- Task statement
Give each row below as a string in a JSON list, one per line and leaving out blank lines.

╔══

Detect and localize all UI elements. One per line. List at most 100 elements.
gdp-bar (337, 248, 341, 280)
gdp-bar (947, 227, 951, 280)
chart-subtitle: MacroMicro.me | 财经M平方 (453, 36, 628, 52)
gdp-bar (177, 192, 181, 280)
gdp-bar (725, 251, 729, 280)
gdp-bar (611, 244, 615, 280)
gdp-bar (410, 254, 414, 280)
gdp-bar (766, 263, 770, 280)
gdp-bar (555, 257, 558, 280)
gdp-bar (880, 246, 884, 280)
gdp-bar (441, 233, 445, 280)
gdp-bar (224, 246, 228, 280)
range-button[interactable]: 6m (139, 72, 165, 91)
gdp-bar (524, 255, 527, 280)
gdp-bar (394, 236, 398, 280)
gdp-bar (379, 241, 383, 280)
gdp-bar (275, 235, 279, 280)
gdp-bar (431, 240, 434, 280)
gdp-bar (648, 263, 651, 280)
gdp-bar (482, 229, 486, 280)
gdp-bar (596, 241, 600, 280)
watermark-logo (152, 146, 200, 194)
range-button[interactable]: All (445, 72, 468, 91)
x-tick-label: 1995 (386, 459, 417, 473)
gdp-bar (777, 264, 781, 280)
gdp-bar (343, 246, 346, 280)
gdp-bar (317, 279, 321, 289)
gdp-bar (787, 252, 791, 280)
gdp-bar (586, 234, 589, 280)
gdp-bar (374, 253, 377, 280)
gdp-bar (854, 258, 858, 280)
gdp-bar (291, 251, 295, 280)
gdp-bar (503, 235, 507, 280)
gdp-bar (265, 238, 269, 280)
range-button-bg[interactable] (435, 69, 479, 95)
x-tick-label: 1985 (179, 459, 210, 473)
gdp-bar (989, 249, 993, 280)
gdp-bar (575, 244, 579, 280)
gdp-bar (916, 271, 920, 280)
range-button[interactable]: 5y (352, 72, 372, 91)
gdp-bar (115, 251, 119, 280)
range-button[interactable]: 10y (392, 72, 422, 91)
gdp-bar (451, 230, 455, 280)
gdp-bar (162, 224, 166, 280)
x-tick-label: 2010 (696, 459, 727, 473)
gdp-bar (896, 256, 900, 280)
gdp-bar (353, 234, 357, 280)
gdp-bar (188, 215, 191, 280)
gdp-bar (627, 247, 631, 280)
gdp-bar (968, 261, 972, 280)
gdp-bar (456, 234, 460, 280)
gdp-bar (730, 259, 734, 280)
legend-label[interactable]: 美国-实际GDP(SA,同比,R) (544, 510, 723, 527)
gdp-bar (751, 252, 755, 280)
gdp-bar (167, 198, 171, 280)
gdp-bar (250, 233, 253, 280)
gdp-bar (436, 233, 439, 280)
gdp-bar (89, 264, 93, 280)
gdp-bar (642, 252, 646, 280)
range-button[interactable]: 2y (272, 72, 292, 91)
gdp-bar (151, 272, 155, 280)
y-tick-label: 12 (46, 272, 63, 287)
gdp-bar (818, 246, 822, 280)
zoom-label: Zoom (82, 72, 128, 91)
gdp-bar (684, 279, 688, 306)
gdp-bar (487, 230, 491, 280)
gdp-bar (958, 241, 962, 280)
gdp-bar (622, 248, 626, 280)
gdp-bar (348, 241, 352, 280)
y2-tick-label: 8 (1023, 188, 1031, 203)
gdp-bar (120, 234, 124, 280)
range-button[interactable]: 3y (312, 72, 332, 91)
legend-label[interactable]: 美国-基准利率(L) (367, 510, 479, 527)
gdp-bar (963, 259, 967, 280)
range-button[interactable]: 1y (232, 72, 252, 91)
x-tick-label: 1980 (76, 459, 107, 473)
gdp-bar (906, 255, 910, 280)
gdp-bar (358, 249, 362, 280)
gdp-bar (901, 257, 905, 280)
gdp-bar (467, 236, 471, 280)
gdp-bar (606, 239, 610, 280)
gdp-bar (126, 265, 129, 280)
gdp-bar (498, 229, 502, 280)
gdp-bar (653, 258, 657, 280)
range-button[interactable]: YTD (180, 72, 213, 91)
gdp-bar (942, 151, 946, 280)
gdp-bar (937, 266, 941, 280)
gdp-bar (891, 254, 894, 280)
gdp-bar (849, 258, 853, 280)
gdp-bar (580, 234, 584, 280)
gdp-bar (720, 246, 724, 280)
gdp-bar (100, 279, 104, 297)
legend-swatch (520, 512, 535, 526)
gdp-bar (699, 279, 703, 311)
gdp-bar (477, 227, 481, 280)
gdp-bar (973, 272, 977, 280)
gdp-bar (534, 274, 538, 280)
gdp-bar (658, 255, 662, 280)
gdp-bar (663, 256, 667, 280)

╚══

- Answer for the task
[
  "Detect and localize all UI elements. One per line. List at most 100 elements.",
  "gdp-bar (337, 248, 341, 280)",
  "gdp-bar (947, 227, 951, 280)",
  "chart-subtitle: MacroMicro.me | 财经M平方 (453, 36, 628, 52)",
  "gdp-bar (177, 192, 181, 280)",
  "gdp-bar (725, 251, 729, 280)",
  "gdp-bar (611, 244, 615, 280)",
  "gdp-bar (410, 254, 414, 280)",
  "gdp-bar (766, 263, 770, 280)",
  "gdp-bar (555, 257, 558, 280)",
  "gdp-bar (880, 246, 884, 280)",
  "gdp-bar (441, 233, 445, 280)",
  "gdp-bar (224, 246, 228, 280)",
  "range-button[interactable]: 6m (139, 72, 165, 91)",
  "gdp-bar (524, 255, 527, 280)",
  "gdp-bar (394, 236, 398, 280)",
  "gdp-bar (379, 241, 383, 280)",
  "gdp-bar (275, 235, 279, 280)",
  "gdp-bar (431, 240, 434, 280)",
  "gdp-bar (648, 263, 651, 280)",
  "gdp-bar (482, 229, 486, 280)",
  "gdp-bar (596, 241, 600, 280)",
  "watermark-logo (152, 146, 200, 194)",
  "range-button[interactable]: All (445, 72, 468, 91)",
  "x-tick-label: 1995 (386, 459, 417, 473)",
  "gdp-bar (777, 264, 781, 280)",
  "gdp-bar (343, 246, 346, 280)",
  "gdp-bar (317, 279, 321, 289)",
  "gdp-bar (787, 252, 791, 280)",
  "gdp-bar (586, 234, 589, 280)",
  "gdp-bar (374, 253, 377, 280)",
  "gdp-bar (854, 258, 858, 280)",
  "gdp-bar (291, 251, 295, 280)",
  "gdp-bar (503, 235, 507, 280)",
  "gdp-bar (265, 238, 269, 280)",
  "range-button-bg[interactable] (435, 69, 479, 95)",
  "x-tick-label: 1985 (179, 459, 210, 473)",
  "gdp-bar (989, 249, 993, 280)",
  "gdp-bar (575, 244, 579, 280)",
  "gdp-bar (916, 271, 920, 280)",
  "range-button[interactable]: 5y (352, 72, 372, 91)",
  "gdp-bar (115, 251, 119, 280)",
  "range-button[interactable]: 10y (392, 72, 422, 91)",
  "gdp-bar (451, 230, 455, 280)",
  "gdp-bar (162, 224, 166, 280)",
  "x-tick-label: 2010 (696, 459, 727, 473)",
  "gdp-bar (896, 256, 900, 280)",
  "gdp-bar (353, 234, 357, 280)",
  "gdp-bar (188, 215, 191, 280)",
  "gdp-bar (627, 247, 631, 280)",
  "gdp-bar (968, 261, 972, 280)",
  "gdp-bar (456, 234, 460, 280)",
  "gdp-bar (730, 259, 734, 280)",
  "legend-label[interactable]: 美国-实际GDP(SA,同比,R) (544, 510, 723, 527)",
  "gdp-bar (751, 252, 755, 280)",
  "gdp-bar (167, 198, 171, 280)",
  "gdp-bar (250, 233, 253, 280)",
  "gdp-bar (436, 233, 439, 280)",
  "gdp-bar (89, 264, 93, 280)",
  "gdp-bar (642, 252, 646, 280)",
  "range-button[interactable]: 2y (272, 72, 292, 91)",
  "gdp-bar (151, 272, 155, 280)",
  "y-tick-label: 12 (46, 272, 63, 287)",
  "gdp-bar (818, 246, 822, 280)",
  "zoom-label: Zoom (82, 72, 128, 91)",
  "gdp-bar (684, 279, 688, 306)",
  "gdp-bar (487, 230, 491, 280)",
  "gdp-bar (958, 241, 962, 280)",
  "gdp-bar (622, 248, 626, 280)",
  "gdp-bar (348, 241, 352, 280)",
  "y2-tick-label: 8 (1023, 188, 1031, 203)",
  "gdp-bar (120, 234, 124, 280)",
  "range-button[interactable]: 3y (312, 72, 332, 91)",
  "legend-label[interactable]: 美国-基准利率(L) (367, 510, 479, 527)",
  "gdp-bar (963, 259, 967, 280)",
  "range-button[interactable]: 1y (232, 72, 252, 91)",
  "x-tick-label: 1980 (76, 459, 107, 473)",
  "gdp-bar (906, 255, 910, 280)",
  "gdp-bar (358, 249, 362, 280)",
  "gdp-bar (901, 257, 905, 280)",
  "gdp-bar (467, 236, 471, 280)",
  "gdp-bar (606, 239, 610, 280)",
  "gdp-bar (126, 265, 129, 280)",
  "gdp-bar (498, 229, 502, 280)",
  "gdp-bar (653, 258, 657, 280)",
  "range-button[interactable]: YTD (180, 72, 213, 91)",
  "gdp-bar (942, 151, 946, 280)",
  "gdp-bar (937, 266, 941, 280)",
  "gdp-bar (891, 254, 894, 280)",
  "gdp-bar (849, 258, 853, 280)",
  "gdp-bar (580, 234, 584, 280)",
  "gdp-bar (720, 246, 724, 280)",
  "gdp-bar (100, 279, 104, 297)",
  "legend-swatch (520, 512, 535, 526)",
  "gdp-bar (699, 279, 703, 311)",
  "gdp-bar (477, 227, 481, 280)",
  "gdp-bar (973, 272, 977, 280)",
  "gdp-bar (534, 274, 538, 280)",
  "gdp-bar (658, 255, 662, 280)",
  "gdp-bar (663, 256, 667, 280)"
]